Repeat the listing in full, word for word.

════

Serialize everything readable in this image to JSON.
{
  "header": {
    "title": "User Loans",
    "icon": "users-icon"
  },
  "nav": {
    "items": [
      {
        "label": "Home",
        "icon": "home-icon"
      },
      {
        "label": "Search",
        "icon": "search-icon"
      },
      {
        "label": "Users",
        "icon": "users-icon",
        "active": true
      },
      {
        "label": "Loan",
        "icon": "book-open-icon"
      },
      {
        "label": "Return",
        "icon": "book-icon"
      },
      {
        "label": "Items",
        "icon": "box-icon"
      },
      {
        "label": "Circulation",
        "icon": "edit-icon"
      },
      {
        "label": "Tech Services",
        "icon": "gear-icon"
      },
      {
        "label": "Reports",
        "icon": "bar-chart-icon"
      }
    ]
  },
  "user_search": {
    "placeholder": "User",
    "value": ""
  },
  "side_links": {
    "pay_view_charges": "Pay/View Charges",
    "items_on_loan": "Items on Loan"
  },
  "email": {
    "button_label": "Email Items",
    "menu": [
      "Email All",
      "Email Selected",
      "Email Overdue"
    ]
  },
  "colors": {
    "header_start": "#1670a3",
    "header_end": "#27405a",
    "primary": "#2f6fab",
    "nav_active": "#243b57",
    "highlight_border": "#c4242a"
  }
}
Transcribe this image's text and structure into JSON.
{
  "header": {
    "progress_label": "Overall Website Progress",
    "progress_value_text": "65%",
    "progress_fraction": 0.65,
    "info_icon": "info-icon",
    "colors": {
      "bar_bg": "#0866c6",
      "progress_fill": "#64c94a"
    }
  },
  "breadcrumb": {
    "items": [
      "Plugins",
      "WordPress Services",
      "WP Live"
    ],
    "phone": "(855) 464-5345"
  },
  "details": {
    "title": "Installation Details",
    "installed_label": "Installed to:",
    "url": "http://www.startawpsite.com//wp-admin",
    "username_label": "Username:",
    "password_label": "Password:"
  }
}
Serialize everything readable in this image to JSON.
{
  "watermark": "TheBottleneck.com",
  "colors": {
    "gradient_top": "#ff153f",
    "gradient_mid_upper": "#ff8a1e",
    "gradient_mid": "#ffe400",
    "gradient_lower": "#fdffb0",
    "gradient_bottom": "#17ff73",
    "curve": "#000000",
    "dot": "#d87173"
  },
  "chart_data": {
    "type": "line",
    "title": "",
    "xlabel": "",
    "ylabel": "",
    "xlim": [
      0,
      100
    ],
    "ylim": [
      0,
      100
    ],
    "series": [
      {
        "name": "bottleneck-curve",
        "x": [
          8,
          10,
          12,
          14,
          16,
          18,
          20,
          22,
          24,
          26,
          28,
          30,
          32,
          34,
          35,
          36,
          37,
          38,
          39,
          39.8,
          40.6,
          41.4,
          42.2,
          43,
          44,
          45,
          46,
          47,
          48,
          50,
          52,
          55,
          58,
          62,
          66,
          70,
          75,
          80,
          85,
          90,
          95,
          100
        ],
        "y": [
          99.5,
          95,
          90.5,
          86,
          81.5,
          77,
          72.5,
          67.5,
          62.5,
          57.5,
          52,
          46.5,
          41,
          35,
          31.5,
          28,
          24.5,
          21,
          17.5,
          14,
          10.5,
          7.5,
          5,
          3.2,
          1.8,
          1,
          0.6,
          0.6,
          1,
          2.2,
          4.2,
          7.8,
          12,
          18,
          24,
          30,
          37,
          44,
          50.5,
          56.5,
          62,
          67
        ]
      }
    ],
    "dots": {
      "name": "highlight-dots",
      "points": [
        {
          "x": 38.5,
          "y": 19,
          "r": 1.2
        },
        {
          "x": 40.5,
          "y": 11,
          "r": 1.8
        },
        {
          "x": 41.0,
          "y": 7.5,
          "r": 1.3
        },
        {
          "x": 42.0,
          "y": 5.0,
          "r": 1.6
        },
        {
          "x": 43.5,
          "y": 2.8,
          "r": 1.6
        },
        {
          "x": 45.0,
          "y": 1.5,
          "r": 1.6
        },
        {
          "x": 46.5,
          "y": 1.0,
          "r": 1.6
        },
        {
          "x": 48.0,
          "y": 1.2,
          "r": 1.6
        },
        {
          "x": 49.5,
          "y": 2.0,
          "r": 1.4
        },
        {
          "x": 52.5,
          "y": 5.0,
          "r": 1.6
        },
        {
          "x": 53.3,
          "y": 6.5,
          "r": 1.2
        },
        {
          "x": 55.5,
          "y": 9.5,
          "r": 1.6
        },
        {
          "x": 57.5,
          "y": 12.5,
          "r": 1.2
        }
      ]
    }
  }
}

════

- COMPLETED TASK -
Serialize everything readable in this image to JSON.
{
  "header": {
    "title": "User Loans",
    "icon": "users-icon"
  },
  "nav": {
    "items": [
      {
        "label": "Home",
        "icon": "home-icon"
      },
      {
        "label": "Search",
        "icon": "search-icon"
      },
      {
        "label": "Users",
        "icon": "users-icon",
        "active": true
      },
      {
        "label": "Loan",
        "icon": "book-open-icon"
      },
      {
        "label": "Return",
        "icon": "book-icon"
      },
      {
        "label": "Items",
        "icon": "box-icon"
      },
      {
        "label": "Circulation",
        "icon": "edit-icon"
      },
      {
        "label": "Tech Services",
        "icon": "gear-icon"
      },
      {
        "label": "Reports",
        "icon": "bar-chart-icon"
      }
    ]
  },
  "user_search": {
    "placeholder": "User",
    "value": ""
  },
  "side_links": {
    "pay_view_charges": "Pay/View Charges",
    "items_on_loan": "Items on Loan"
  },
  "email": {
    "button_label": "Email Items",
    "menu": [
      "Email All",
      "Email Selected",
      "Email Overdue"
    ]
  },
  "colors": {
    "header_start": "#1670a3",
    "header_end": "#27405a",
    "primary": "#2f6fab",
    "nav_active": "#243b57",
    "highlight_border": "#c4242a"
  }
}
Transcribe this image's text and structure into JSON.
{
  "header": {
    "progress_label": "Overall Website Progress",
    "progress_value_text": "65%",
    "progress_fraction": 0.65,
    "info_icon": "info-icon",
    "colors": {
      "bar_bg": "#0866c6",
      "progress_fill": "#64c94a"
    }
  },
  "breadcrumb": {
    "items": [
      "Plugins",
      "WordPress Services",
      "WP Live"
    ],
    "phone": "(855) 464-5345"
  },
  "details": {
    "title": "Installation Details",
    "installed_label": "Installed to:",
    "url": "http://www.startawpsite.com//wp-admin",
    "username_label": "Username:",
    "password_label": "Password:"
  }
}
Serialize everything readable in this image to JSON.
{
  "watermark": "TheBottleneck.com",
  "colors": {
    "gradient_top": "#ff153f",
    "gradient_mid_upper": "#ff8a1e",
    "gradient_mid": "#ffe400",
    "gradient_lower": "#fdffb0",
    "gradient_bottom": "#17ff73",
    "curve": "#000000",
    "dot": "#d87173"
  },
  "chart_data": {
    "type": "line",
    "title": "",
    "xlabel": "",
    "ylabel": "",
    "xlim": [
      0,
      100
    ],
    "ylim": [
      0,
      100
    ],
    "series": [
      {
        "name": "bottleneck-curve",
        "x": [
          8,
          10,
          12,
          14,
          16,
          18,
          20,
          22,
          24,
          26,
          28,
          30,
          32,
          34,
          35,
          36,
          37,
          38,
          39,
          39.8,
          40.6,
          41.4,
          42.2,
          43,
          44,
          45,
          46,
          47,
          48,
          50,
          52,
          55,
          58,
          62,
          66,
          70,
          75,
          80,
          85,
          90,
          95,
          100
        ],
        "y": [
          99.5,
          95,
          90.5,
          86,
          81.5,
          77,
          72.5,
          67.5,
          62.5,
          57.5,
          52,
          46.5,
          41,
          35,
          31.5,
          28,
          24.5,
          21,
          17.5,
          14,
          10.5,
          7.5,
          5,
          3.2,
          1.8,
          1,
          0.6,
          0.6,
          1,
          2.2,
          4.2,
          7.8,
          12,
          18,
          24,
          30,
          37,
          44,
          50.5,
          56.5,
          62,
          67
        ]
      }
    ],
    "dots": {
      "name": "highlight-dots",
      "points": [
        {
          "x": 38.5,
          "y": 19,
          "r": 1.2
        },
        {
          "x": 40.5,
          "y": 11,
          "r": 1.8
        },
        {
          "x": 41.0,
          "y": 7.5,
          "r": 1.3
        },
        {
          "x": 42.0,
          "y": 5.0,
          "r": 1.6
        },
        {
          "x": 43.5,
          "y": 2.8,
          "r": 1.6
        },
        {
          "x": 45.0,
          "y": 1.5,
          "r": 1.6
        },
        {
          "x": 46.5,
          "y": 1.0,
          "r": 1.6
        },
        {
          "x": 48.0,
          "y": 1.2,
          "r": 1.6
        },
        {
          "x": 49.5,
          "y": 2.0,
          "r": 1.4
        },
        {
          "x": 52.5,
          "y": 5.0,
          "r": 1.6
        },
        {
          "x": 53.3,
          "y": 6.5,
          "r": 1.2
        },
        {
          "x": 55.5,
          "y": 9.5,
          "r": 1.6
        },
        {
          "x": 57.5,
          "y": 12.5,
          "r": 1.2
        }
      ]
    }
  }
}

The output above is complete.